----- DATA FOR THIS EXERCISE -----

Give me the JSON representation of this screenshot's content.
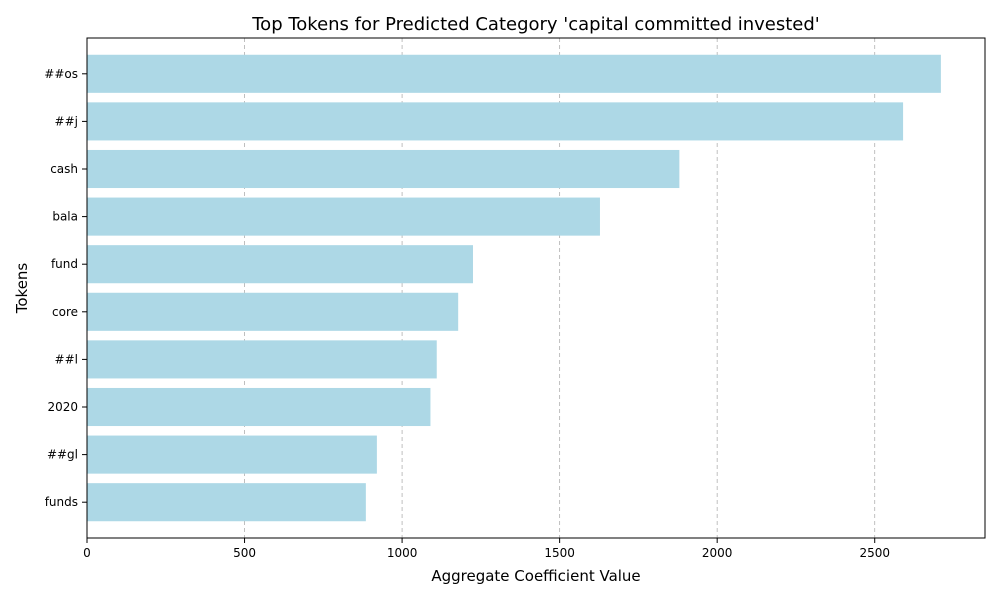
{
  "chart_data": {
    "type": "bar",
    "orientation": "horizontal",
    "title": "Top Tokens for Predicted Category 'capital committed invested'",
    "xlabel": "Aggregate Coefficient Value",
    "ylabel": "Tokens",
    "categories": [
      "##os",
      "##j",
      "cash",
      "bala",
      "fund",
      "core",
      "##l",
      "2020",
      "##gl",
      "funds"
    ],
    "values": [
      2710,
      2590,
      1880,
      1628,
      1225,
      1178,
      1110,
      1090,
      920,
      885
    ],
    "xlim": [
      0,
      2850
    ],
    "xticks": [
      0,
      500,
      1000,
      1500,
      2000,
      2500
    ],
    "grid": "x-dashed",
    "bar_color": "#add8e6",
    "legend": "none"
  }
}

-----

▸ JOB
Return the whole listing, word for word, and leave out every picture.

▸ EXPECTED OUTPUT
Give me the JSON representation of this screenshot's content.
{
  "chart_data": {
    "type": "bar",
    "orientation": "horizontal",
    "title": "Top Tokens for Predicted Category 'capital committed invested'",
    "xlabel": "Aggregate Coefficient Value",
    "ylabel": "Tokens",
    "categories": [
      "##os",
      "##j",
      "cash",
      "bala",
      "fund",
      "core",
      "##l",
      "2020",
      "##gl",
      "funds"
    ],
    "values": [
      2710,
      2590,
      1880,
      1628,
      1225,
      1178,
      1110,
      1090,
      920,
      885
    ],
    "xlim": [
      0,
      2850
    ],
    "xticks": [
      0,
      500,
      1000,
      1500,
      2000,
      2500
    ],
    "grid": "x-dashed",
    "bar_color": "#add8e6",
    "legend": "none"
  }
}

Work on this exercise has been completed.